begin
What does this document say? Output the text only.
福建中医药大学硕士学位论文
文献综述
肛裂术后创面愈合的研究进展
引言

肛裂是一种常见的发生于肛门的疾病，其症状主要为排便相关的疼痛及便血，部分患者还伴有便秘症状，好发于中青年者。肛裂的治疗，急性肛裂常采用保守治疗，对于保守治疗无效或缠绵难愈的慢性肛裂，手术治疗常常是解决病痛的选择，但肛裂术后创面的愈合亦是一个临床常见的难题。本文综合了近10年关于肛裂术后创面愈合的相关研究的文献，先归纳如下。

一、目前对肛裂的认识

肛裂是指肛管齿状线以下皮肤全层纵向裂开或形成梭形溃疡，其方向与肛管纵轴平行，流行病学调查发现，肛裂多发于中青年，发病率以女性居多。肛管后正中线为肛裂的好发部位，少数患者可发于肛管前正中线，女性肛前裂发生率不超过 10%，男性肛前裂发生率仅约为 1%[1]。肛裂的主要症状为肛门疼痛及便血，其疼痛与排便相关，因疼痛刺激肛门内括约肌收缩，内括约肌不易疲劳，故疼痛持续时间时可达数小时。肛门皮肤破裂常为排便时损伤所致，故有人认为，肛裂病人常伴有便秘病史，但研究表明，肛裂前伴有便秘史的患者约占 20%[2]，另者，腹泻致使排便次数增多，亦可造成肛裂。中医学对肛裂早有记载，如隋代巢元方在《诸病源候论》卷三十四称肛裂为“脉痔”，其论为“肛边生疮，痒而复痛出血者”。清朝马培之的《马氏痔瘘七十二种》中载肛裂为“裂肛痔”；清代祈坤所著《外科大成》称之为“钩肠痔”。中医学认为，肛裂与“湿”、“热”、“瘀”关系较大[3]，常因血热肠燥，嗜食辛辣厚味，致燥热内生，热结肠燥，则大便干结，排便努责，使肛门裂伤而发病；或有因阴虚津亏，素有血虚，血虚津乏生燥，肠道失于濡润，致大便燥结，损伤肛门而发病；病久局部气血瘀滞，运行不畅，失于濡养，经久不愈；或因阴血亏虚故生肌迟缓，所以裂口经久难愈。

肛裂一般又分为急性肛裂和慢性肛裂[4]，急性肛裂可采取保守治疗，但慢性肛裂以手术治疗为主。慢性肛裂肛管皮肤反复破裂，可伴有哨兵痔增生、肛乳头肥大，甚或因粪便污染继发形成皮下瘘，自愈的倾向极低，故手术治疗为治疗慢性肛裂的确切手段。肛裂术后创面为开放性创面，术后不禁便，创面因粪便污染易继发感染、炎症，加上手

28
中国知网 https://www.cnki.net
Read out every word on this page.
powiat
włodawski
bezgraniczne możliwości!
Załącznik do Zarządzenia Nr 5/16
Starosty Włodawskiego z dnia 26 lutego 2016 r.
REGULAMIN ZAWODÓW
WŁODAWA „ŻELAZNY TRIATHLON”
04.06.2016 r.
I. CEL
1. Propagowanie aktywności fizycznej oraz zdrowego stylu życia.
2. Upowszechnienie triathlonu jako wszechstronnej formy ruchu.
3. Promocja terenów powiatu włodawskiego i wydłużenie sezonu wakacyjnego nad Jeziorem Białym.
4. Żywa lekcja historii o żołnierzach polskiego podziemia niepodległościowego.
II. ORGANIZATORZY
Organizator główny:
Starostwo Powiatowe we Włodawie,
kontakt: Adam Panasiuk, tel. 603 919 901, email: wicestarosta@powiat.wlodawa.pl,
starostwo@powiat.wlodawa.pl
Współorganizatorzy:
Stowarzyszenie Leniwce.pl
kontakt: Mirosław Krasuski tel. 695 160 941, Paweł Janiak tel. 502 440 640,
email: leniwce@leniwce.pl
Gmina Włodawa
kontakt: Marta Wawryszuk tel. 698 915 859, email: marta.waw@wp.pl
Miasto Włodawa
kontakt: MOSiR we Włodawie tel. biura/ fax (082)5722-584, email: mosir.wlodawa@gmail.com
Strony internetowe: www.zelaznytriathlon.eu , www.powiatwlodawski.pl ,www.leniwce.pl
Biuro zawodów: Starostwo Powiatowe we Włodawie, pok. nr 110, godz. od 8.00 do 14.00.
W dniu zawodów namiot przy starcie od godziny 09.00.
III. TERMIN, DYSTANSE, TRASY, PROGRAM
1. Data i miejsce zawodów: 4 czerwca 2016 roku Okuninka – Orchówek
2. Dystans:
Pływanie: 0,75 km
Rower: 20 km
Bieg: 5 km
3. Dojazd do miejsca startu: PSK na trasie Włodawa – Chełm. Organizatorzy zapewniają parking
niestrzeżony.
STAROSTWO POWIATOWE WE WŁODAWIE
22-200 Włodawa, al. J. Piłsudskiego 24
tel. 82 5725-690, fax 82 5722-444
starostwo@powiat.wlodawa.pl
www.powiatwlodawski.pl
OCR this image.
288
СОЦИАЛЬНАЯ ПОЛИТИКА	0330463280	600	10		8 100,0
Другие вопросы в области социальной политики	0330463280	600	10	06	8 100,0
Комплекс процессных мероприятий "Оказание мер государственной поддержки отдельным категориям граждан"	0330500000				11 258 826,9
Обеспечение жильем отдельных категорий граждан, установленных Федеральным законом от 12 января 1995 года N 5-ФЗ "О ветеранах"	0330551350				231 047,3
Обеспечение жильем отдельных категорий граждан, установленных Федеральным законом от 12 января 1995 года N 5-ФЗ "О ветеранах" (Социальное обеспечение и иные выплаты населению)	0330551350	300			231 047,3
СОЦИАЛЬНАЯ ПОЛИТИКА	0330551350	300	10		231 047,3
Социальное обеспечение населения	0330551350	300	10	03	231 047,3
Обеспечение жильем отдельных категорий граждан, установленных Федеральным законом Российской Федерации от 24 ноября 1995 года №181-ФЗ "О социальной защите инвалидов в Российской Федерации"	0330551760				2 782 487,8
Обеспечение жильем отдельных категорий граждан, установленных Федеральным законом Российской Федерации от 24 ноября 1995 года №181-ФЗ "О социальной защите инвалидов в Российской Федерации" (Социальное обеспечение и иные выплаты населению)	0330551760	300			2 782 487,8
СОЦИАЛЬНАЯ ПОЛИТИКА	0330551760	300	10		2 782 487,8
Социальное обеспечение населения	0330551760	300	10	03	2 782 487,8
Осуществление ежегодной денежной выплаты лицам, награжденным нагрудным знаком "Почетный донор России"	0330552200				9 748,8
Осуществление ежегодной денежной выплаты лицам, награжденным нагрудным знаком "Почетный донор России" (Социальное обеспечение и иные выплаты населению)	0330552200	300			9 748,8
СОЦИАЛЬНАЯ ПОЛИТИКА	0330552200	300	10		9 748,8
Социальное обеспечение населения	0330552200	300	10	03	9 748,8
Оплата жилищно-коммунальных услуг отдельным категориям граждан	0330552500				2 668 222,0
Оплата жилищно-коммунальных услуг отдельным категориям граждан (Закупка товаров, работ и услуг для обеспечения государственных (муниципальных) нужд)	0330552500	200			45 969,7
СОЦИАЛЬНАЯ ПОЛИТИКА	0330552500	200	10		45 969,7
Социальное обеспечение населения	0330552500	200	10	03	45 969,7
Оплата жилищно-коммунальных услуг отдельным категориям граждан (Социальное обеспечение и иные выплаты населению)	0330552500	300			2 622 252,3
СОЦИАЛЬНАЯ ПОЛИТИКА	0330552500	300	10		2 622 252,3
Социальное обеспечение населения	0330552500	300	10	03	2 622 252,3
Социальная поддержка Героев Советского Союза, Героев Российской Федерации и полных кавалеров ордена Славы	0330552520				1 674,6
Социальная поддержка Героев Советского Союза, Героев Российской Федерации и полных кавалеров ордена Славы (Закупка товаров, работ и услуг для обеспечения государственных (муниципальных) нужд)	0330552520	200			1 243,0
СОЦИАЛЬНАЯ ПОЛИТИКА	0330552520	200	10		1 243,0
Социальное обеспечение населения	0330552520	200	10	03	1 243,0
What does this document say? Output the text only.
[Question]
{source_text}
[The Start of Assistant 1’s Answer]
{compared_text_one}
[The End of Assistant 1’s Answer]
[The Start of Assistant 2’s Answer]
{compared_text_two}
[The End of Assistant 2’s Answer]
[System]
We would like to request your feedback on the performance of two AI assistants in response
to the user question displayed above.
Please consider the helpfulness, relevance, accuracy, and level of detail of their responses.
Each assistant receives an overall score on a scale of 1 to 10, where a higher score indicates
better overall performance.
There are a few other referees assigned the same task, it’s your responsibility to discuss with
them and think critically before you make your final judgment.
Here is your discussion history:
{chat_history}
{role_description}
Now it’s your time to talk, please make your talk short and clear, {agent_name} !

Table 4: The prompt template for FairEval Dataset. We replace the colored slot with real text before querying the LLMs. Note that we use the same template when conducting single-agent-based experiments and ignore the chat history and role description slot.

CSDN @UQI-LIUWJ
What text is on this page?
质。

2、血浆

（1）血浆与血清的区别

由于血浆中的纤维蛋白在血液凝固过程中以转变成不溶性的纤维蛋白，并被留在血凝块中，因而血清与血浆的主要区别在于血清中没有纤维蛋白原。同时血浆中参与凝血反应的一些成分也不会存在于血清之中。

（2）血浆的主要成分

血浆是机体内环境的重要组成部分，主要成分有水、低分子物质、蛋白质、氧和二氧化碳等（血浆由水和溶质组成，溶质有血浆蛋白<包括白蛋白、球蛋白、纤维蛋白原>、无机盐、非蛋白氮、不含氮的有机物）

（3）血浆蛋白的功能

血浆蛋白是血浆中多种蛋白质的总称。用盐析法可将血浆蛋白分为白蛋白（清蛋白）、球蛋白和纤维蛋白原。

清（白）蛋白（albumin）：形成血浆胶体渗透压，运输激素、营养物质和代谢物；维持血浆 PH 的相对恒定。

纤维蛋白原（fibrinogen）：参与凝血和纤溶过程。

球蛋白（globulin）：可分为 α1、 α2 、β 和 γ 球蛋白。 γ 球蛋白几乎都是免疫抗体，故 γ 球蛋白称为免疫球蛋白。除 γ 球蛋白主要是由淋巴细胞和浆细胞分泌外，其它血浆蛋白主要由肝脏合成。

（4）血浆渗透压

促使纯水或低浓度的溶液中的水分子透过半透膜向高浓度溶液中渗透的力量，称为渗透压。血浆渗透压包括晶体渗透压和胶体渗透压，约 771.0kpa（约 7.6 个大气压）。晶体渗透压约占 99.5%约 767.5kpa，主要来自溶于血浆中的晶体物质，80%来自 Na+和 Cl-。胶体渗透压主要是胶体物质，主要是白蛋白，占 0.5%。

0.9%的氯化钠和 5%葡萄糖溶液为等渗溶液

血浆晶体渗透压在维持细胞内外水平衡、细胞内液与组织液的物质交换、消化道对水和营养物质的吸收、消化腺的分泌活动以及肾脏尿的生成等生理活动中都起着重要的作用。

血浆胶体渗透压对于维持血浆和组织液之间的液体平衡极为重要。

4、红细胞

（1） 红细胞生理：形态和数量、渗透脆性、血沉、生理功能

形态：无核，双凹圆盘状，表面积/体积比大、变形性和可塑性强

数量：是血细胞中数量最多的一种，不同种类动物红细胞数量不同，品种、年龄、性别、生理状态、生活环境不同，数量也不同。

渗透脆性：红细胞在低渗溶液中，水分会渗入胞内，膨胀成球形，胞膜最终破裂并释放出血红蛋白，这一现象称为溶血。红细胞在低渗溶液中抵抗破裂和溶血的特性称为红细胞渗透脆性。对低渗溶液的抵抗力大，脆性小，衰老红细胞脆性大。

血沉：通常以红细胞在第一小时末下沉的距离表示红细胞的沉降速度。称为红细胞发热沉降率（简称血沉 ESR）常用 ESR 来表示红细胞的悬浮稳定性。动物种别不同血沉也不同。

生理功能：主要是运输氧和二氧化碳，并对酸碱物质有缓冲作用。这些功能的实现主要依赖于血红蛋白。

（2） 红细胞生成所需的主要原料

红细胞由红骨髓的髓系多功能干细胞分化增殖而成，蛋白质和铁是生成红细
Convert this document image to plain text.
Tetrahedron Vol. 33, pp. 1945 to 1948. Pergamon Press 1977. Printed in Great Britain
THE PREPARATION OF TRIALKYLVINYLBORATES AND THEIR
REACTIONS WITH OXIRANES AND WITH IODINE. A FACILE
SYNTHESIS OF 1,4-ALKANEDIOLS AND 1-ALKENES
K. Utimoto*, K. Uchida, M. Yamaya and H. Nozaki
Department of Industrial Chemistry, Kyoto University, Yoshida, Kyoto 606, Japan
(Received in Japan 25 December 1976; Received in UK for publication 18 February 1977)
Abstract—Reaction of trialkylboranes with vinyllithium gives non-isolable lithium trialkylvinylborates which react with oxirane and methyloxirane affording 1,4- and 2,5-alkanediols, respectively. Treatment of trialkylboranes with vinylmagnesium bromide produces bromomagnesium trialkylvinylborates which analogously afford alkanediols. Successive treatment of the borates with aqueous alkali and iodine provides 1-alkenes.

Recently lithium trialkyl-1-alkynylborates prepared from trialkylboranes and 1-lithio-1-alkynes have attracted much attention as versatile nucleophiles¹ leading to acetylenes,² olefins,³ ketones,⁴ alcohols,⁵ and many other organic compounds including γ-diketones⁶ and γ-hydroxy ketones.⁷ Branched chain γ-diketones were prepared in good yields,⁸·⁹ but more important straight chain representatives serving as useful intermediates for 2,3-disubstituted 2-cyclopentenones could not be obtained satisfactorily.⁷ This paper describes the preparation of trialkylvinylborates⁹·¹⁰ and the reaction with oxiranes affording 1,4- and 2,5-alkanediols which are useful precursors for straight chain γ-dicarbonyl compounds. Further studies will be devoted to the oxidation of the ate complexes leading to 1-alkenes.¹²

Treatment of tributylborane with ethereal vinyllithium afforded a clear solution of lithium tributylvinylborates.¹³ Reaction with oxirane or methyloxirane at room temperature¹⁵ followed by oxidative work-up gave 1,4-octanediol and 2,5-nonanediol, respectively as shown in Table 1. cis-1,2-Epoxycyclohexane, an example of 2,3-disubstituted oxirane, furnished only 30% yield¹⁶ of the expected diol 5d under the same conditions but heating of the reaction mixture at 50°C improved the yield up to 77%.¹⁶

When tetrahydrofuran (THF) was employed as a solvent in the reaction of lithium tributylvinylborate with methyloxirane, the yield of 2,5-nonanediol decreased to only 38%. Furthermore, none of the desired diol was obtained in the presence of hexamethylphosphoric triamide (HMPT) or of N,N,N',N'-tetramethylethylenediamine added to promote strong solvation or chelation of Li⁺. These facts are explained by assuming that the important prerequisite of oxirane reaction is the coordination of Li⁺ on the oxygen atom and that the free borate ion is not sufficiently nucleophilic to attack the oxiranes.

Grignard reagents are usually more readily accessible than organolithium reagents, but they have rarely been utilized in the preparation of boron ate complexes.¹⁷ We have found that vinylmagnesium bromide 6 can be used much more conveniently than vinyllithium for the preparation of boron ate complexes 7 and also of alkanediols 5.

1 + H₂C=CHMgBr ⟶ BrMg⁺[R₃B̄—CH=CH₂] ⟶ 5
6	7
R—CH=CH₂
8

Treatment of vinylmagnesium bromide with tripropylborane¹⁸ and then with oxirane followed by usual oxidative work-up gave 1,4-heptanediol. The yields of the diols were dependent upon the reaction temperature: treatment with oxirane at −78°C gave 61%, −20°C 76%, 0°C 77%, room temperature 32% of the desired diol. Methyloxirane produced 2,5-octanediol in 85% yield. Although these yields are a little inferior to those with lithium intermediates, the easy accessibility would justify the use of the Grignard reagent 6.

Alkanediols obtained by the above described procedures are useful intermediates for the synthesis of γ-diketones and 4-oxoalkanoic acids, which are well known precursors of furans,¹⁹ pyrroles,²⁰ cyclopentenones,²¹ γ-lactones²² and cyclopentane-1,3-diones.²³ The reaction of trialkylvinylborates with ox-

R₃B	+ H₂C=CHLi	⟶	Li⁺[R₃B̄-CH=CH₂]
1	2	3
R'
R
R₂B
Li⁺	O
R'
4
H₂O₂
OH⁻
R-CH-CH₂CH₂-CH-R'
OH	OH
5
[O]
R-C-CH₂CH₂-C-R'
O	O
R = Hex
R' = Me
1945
end
Your instructions:
Scan the data for the word "поддержка" and copy every line where it shows up.

Result for this task:
Социальная поддержка Героев Советского Союза, Героев Российской Федерации и полных кавалеров ордена Славы	0330552520				1 674,6
Социальная поддержка Героев Советского Союза, Героев Российской Федерации и полных кавалеров ордена Славы (Закупка товаров, работ и услуг для обеспечения государственных (муниципальных) нужд)	0330552520	200			1 243,0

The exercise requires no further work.